| Work order 1 |
How many families with familial Parkinson's disease were examined in the Parkinson's disease linkage study abstract?
| Work order 2 |
Say whether each statement agrees with the Parkinson's disease linkage study abstract, and quote the exact words that decide it: (a) Parkinson's disease is the most common neurodegenerative disorder. (b) The families were ascertained at the Movement Disorder clinic at the Oregon Health Sciences University. (c) Most cases of Parkinson's disease are familial.
| Work order 3 |
Continue the Parkinson's disease linkage study abstract from its last sentence.

| Selected excerpt |

A linkage study of candidate loci in familial Parkinson's Disease

Karin Wirdefeldt¹^,2 , Catherine E Burgess¹ , Lisa Westerberg¹^,3 , Haydeh Payami⁴^,5 and Martin Schalling¹

¹Department of Molecular Medicine, Karolinska Institutet, Stockholm, Sweden

²Department of Medical Epidemiology and Biostatistics, Karolinska Institutet, Stockholm, Sweden

³Department of Cell and Molecular Biology, Karolinska Institutet, Stockholm, Sweden

⁴Department of Neurology, Oregon Health Sciences University, Portland, Oregon, USA

⁵Wadsworth Center, Albany, New York, USA

author email corresponding author email

BMC Neurology 2003, 3:6doi:10.1186/1471-2377-3-6


Published:	26 July 2003

Abstract

Background

Parkinson's disease is the second most common neurodegenerative disorder after Alzheimer's disease. Most cases are sporadic, however familial cases do exist. We examined 12 families with familial Parkinson's disease ascertained at the Movement Disorder clinic at the Oregon Health Sciences University for genetic linkage to a number of candidate loci. These loci have been implicated in familial Parkinson's disease or in syndromes with a clinical presentation that overlaps with parkinsonism, as well as potentially in the pathogenesis of the disease.

| Supplied material |
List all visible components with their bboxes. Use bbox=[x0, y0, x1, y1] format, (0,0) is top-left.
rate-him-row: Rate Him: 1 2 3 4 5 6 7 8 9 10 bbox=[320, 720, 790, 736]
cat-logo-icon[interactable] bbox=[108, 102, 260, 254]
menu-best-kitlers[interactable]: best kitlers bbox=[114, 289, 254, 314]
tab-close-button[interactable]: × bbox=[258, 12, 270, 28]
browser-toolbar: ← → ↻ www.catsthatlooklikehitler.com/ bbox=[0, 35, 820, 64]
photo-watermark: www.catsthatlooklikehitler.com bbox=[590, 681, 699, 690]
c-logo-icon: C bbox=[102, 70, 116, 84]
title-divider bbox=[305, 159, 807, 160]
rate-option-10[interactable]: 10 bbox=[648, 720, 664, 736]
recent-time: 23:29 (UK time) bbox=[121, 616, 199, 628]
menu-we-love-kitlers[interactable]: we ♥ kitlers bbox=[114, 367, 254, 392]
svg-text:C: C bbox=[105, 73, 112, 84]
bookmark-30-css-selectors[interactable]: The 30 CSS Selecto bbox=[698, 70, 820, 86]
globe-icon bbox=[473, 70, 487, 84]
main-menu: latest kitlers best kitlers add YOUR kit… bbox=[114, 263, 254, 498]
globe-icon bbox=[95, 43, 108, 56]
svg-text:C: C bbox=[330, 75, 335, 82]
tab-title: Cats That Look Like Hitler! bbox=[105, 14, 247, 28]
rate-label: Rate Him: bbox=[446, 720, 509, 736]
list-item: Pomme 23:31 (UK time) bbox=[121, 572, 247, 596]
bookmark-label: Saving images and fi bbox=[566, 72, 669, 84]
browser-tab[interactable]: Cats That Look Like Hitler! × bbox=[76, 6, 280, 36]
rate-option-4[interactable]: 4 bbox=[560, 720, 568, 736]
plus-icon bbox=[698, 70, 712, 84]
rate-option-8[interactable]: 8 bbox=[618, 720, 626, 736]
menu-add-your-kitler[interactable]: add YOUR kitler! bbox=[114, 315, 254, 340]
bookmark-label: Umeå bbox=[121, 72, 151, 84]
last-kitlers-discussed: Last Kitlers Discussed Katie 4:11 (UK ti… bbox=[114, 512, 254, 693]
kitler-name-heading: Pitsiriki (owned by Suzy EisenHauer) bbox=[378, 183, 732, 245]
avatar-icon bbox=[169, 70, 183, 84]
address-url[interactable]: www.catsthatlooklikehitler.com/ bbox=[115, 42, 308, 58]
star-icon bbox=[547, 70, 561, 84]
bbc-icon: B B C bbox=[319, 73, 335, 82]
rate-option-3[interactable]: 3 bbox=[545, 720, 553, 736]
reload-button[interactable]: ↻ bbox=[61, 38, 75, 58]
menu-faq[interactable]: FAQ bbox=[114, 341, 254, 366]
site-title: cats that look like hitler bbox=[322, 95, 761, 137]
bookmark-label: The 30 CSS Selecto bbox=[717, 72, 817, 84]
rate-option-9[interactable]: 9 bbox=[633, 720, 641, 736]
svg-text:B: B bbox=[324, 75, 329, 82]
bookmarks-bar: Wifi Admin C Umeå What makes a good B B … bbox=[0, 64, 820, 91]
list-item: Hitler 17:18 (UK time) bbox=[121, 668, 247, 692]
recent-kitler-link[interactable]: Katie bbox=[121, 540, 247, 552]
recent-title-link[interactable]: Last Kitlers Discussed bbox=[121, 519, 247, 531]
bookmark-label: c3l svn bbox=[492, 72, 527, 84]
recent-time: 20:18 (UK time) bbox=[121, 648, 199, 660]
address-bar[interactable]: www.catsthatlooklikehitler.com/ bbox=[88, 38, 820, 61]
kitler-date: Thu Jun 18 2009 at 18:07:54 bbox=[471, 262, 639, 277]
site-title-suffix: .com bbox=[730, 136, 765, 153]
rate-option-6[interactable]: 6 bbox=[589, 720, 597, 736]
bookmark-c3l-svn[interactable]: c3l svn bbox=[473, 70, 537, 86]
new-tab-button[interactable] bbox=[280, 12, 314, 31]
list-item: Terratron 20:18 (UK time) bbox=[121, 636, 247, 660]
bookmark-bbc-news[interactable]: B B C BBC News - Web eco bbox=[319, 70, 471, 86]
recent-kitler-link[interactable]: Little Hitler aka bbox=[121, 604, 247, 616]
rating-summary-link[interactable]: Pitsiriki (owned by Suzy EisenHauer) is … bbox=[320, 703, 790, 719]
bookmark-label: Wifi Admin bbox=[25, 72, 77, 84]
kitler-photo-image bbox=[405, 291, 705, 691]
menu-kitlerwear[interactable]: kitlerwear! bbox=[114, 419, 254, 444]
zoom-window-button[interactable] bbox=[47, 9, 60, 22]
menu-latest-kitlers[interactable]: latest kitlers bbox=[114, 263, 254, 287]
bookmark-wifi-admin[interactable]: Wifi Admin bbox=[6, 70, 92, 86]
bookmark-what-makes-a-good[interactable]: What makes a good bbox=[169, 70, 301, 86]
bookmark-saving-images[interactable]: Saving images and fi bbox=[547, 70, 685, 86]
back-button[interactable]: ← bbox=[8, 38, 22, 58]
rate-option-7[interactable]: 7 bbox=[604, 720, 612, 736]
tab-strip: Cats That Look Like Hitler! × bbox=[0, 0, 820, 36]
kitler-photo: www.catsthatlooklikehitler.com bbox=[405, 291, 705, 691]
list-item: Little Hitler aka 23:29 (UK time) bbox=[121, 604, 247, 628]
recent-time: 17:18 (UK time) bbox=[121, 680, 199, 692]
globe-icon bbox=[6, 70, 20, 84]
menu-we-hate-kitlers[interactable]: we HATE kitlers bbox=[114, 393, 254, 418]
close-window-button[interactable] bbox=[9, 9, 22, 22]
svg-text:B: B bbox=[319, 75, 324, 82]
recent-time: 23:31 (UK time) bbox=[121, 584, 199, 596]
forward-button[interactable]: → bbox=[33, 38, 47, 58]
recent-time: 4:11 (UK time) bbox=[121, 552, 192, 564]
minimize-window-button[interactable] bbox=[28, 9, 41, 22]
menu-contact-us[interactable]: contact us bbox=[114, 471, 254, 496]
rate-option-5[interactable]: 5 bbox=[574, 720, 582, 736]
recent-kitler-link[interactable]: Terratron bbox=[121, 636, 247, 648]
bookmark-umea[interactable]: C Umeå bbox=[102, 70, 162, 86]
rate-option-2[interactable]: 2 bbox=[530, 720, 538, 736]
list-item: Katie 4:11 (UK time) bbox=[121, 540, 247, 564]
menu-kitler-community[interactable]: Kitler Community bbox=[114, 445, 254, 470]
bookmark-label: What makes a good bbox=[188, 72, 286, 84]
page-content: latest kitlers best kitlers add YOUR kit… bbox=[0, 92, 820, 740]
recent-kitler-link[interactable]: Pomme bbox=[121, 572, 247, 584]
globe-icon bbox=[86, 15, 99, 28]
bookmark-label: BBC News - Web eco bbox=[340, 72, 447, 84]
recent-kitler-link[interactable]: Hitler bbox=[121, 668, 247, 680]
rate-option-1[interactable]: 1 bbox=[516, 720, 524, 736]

| Exercise response 1 |
12 families.

| Exercise response 2 |
(a) No: "Parkinson's disease is the second most common neurodegenerative disorder after Alzheimer's disease."
(b) Yes: "ascertained at the Movement Disorder clinic at the Oregon Health Sciences University"
(c) No: "Most cases are sporadic, however familial cases do exist."

| Exercise response 3 |
Methods

The examined loci were PARK3, Parkin, DRD (dopa-responsive dystonia), FET1 (familial essential tremor), BDNF (brain-derived neurotrophic factor), GDNF (glial cell line-derived neurotrophic factor), Ret, DAT1 (the dopamine transporter), Nurr1 and Synphilin-1. Linkage to the α-synuclein gene and the Frontotemporal dementia with parkinsonism locus on chromosome 17 had previously been excluded in the families included in this study. Using Fastlink, Genehunter and Simwalk both parametric and model-free non-parametric linkage analyses were performed.

Results

In the multipoint parametric linkage analysis lod scores were below -2 for all loci except FET1 and Synphilin-1 under an autosomal dominant model with incomplete penetrance. Using non-parametric linkage analysis there was no evidence for linkage, although linkage could not be excluded. A few families showed positive parametric and non-parametric lod scores indicating possible genetic heterogeneity between families, although these scores did not reach any degree of statistical significance.

Conclusions

We conclude that in these families there was no evidence for linkage to any of the loci tested, although we were unable to exclude linkage with both parametric and non-parametric methods.